## Source text
begin
The state and local area long-term projections are for a 10-year period. The projections are revised every two years to incorporate economic changes that occur in the state and local areas. Statewide short-term employment projections are for a two-year period and are revised annually.

Using Occupational Employment Projections Data

Projections are a source of information to estimate job opportunities by occupation and can be used for:

  • Career Decisions & Guidance
  • Strategic Planning
  • Economic Development
  • Policy Making
  • Training & Education
  • Workforce Investment Planning

When using projections data, users should keep in mind:

  • These data are estimates. Projections are developed based on the assumption that historical trends will continue into the future. However, events that are impossible to predict may occur during the projection period. Events such as major business closures or openings and natural disasters can all have a major impact on employment levels.

  • Projections are one source of information. It is recommended to supplement the projection data with other sources of economic data. This information may be found in other documents such as those published by the EDD's Labor Market Information Division (LMID), local and regional newspapers, local chambers of commerce, or local economic development agencies.

  • Short-Term Projections
    Short-term (2 year) projections are based on quarterly average employment levels by industry for the base and target quarters. These averages may reflect seasonality in some occupations.
end
## Data segment
begin
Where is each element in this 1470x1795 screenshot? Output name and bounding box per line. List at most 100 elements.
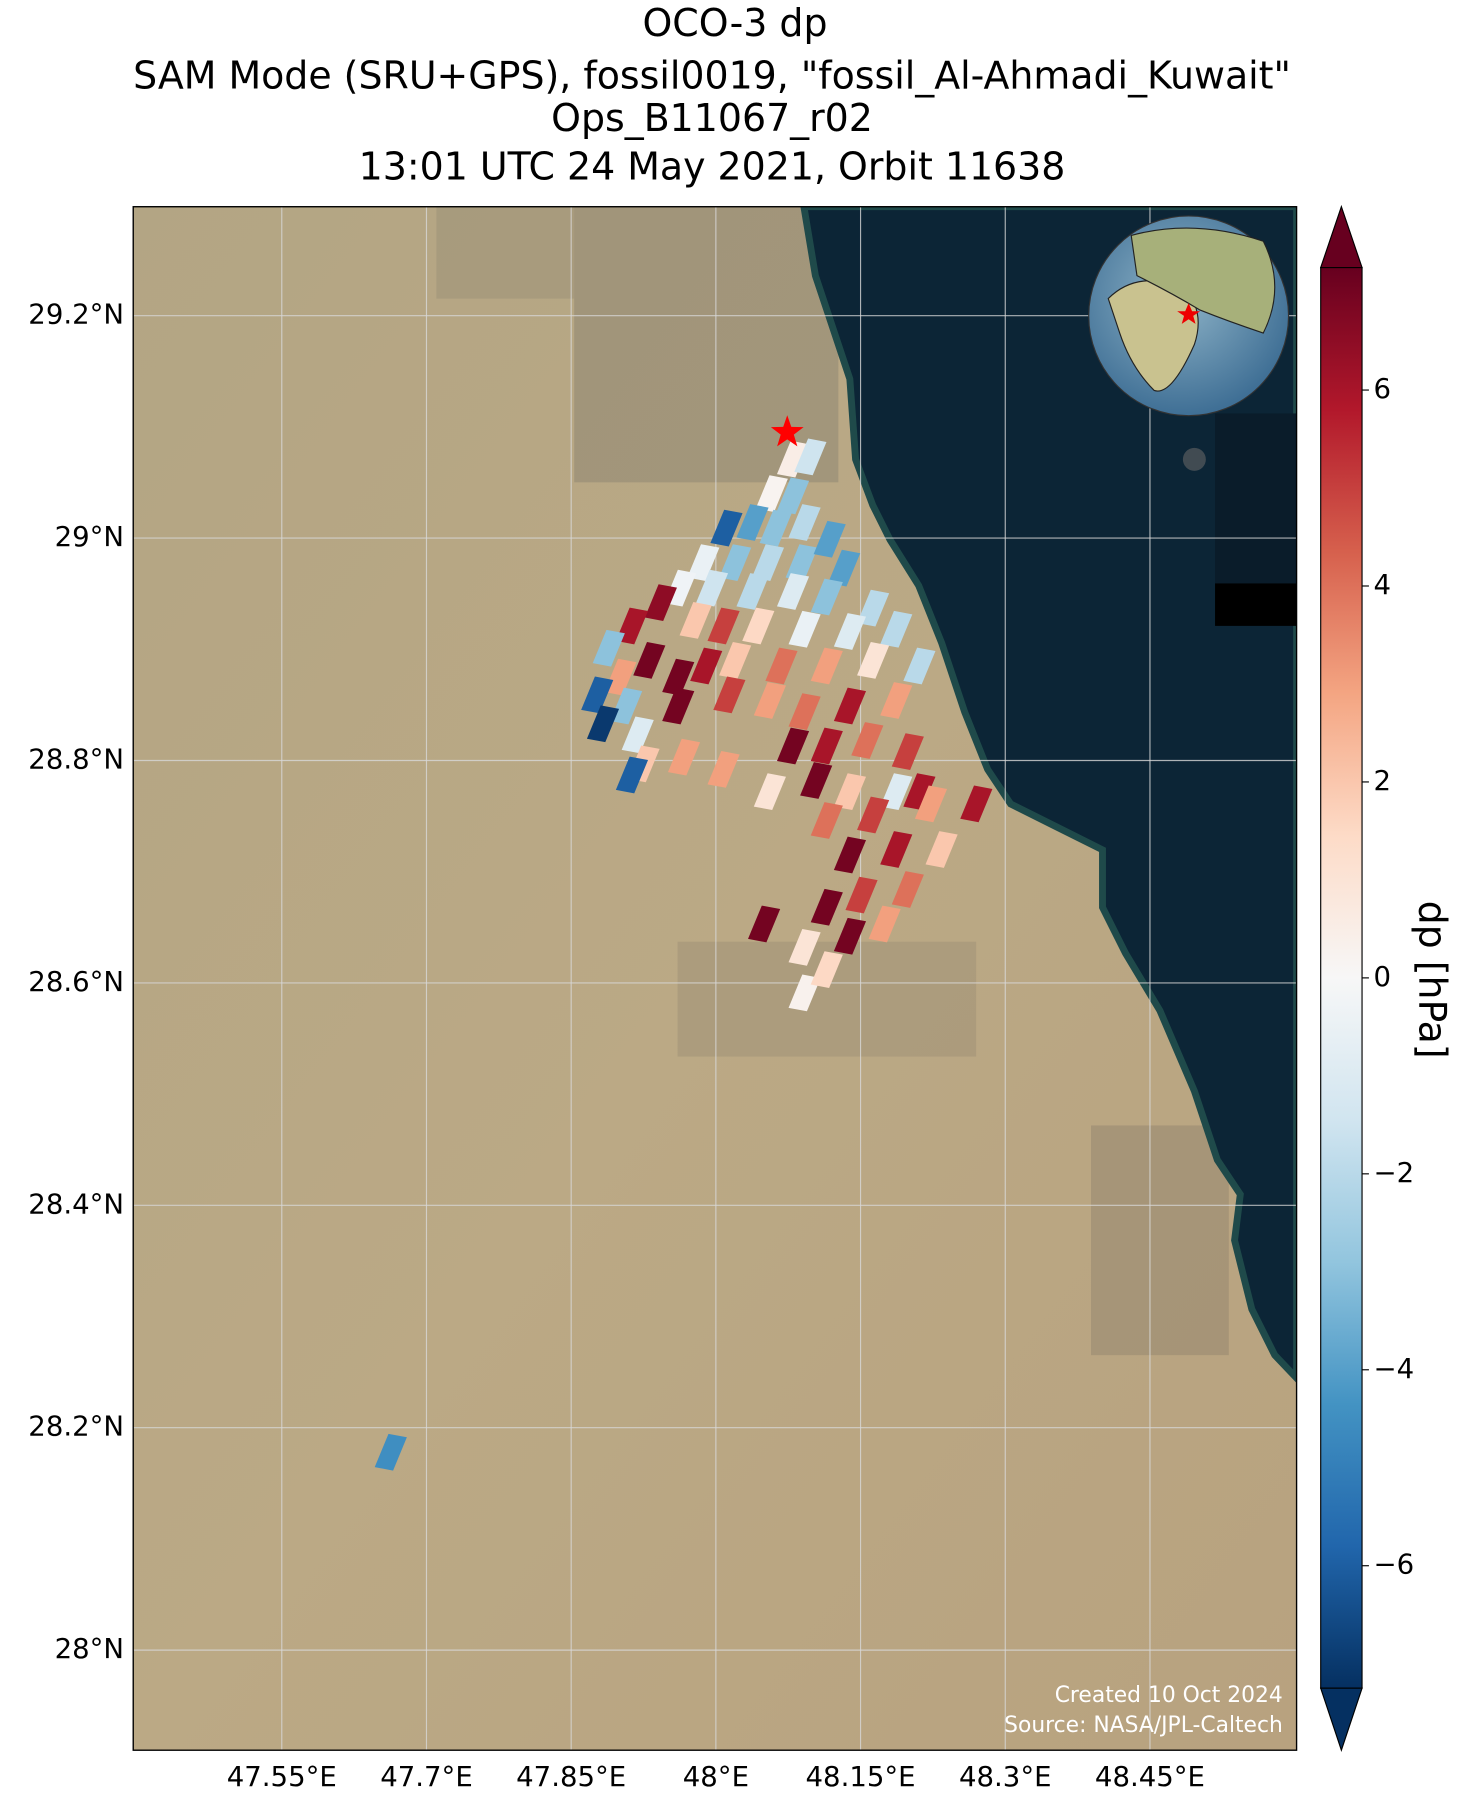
end
## What to do
In the employment projections text, how often are statewide short-term employment projections revised? The lines come from a different source than the text.

## Answer to the exercise
They are revised annually.